**EXERCISE OBJECTIVE**
Work out how many lines of the listing hold the string "water". Answer with that number alone.

Some records:

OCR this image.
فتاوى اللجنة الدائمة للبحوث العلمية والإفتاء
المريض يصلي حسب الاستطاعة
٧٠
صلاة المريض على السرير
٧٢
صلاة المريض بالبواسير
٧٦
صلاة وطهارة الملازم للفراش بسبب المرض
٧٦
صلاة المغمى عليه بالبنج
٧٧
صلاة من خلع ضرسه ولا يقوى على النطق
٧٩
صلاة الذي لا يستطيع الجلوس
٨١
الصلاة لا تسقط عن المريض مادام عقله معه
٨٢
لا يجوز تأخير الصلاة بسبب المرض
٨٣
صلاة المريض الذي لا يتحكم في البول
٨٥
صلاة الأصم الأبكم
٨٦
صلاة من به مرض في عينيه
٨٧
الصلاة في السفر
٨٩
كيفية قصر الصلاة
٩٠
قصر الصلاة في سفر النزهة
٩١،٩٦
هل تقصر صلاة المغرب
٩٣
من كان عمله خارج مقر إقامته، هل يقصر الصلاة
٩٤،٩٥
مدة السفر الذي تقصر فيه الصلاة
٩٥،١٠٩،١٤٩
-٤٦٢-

--

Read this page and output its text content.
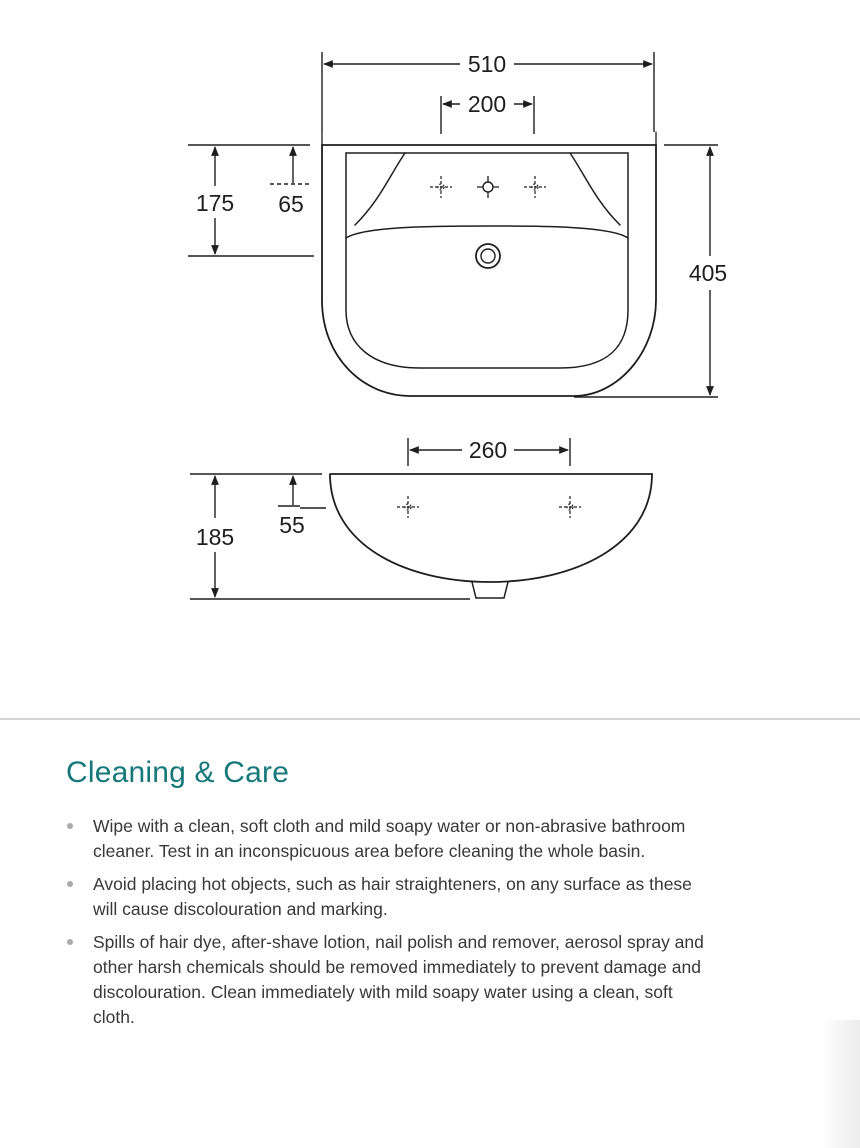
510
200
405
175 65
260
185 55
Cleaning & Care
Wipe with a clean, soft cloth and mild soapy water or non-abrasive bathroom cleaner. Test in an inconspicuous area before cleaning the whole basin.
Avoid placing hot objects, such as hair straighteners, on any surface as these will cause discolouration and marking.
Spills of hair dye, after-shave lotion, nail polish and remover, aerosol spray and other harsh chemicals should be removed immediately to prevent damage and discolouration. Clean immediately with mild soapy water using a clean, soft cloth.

---

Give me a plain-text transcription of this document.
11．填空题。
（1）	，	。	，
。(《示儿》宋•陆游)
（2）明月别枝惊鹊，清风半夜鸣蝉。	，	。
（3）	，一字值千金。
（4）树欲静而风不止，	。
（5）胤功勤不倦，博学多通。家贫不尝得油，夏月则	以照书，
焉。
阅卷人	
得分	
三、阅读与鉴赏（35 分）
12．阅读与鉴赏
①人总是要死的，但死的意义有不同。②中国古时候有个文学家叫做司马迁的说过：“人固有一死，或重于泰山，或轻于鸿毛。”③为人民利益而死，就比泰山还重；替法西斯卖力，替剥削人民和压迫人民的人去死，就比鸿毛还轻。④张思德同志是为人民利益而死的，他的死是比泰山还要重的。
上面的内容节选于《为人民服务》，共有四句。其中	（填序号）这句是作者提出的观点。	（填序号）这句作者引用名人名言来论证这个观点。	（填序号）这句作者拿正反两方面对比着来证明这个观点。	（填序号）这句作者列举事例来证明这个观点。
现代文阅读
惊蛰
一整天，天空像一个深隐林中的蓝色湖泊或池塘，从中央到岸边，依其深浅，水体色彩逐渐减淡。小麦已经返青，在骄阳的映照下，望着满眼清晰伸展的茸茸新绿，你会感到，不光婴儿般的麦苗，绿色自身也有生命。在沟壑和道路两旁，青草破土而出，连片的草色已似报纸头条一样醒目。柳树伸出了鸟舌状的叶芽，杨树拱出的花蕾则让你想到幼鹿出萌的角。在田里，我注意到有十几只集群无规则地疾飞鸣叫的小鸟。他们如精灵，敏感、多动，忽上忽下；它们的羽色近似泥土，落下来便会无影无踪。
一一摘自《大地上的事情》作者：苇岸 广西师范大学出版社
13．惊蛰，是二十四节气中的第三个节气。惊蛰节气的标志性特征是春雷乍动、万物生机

**WORKED SOLUTION**
2